• [Texte fourni]:
....
Assouplissement du calendrier d’interdiction des passoires : quelle contrepartie pour les locataires ?

Copropriété - façade écaillée

Interdire la location des passoires en G ? Il faut se rendre à l’évidence, dans un contexte de crise du logement, ce n’est pas sérieux. Des assouplissements au calendrier ont été annoncés, ils doivent encore se traduire dans la réglementation. Problème réglé ? Pas sûr. Car le locataire pour lequel la rénovation était synonyme d’une baisse de charges pourrait aussi s’estimer perdant dans l’histoire.

La loi Climat et résilience était ambitieuse. Trop sans doute, on s’en rend bien compte aujourd’hui au pied du mur. Rénover tous les G dès 2025, c’était trop court. Loin des positions dogmatiques, l’association de consommateurs CLCV en convient. « Si l’on ne peut que souscrire à l’objectif recherché, force est de constater que le calendrier mis en place était beaucoup trop court, à peine plus de 3 ans, surtout pour les logements situés en copropriété. » Simple question de bon sens. Le calendrier de la loi Climat et résilience s’accordait mal avec le temps de décision en copropriété.

Pourtant à quelques semaines de la première échéance, l’incertitude demeure pour les baux en cours. Malgré les annonces qui se multiplient depuis le début d’année, la loi reste inchangée : à partir du 1er janvier 2025 tout ce qui est classé en G ne répond plus aux règles de décence énergétique et ne peut donc plus être loué. Pure théorie bien sûr, aucun locataire ne sera mis dehors, le gouvernement répète à l’envi que la nouvelle règle ne s’appliquera qu’aux nouveaux baux, voire aux renouvellements de baux.

Des assouplissements dans les tuyaux

La question est devenue politique. Depuis plusieurs semaines, les parlementaires s’agitent et multiplient les propositions de loi. Des députés RN qui veulent purement et simplement gommer le calendrier de la loi (proposition de loi rejetée) aux socialistes qui souhaitent accélérer la rénovation énergétique en passant par la proposition de loi transpartisane des députés Bastien Marchive et Inaki Echaniz, sans doute celle qui a le plus de chance d’aboutir aujourd’hui.

Enregistrée le 7 novembre à l’Assemblée nationale, la proposition a déjà reçu le soutien de la ministre du Logement Valérie Létard. Plutôt que de toucher au calendrier et à ses échéances gravés dans la loi Climat et résilience, les deux députés proposent des assouplissements qui ne sont pas sans rappeler ceux déjà annoncés en début d’année par le précédent gouvernement.
....
• [Objectif de l'exercice]:
Répondez à ces questions sur le texte consacré au calendrier d'interdiction des passoires :
1. D'après la CLCV, quelle était la durée du calendrier mis en place ?
2. À partir de quelle date un logement classé en G ne peut-il plus être loué selon la loi actuelle ?
3. Quel jour la proposition de loi des députés Bastien Marchive et Inaki Echaniz a-t-elle été enregistrée à l'Assemblée nationale ?

• [Données fournies]:
....
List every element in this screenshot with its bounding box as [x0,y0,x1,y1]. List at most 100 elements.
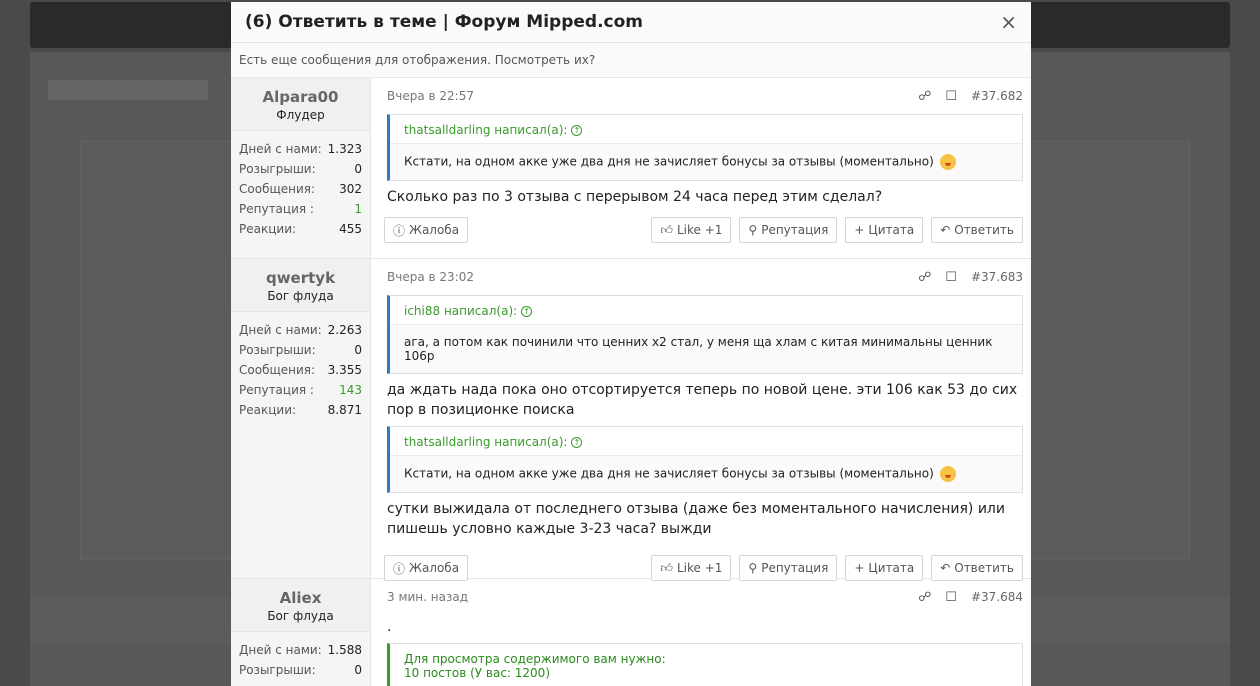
....
• [Réponse proposée]:
1. À peine plus de 3 ans.
2. À partir du 1er janvier 2025.
3. Le 7 novembre.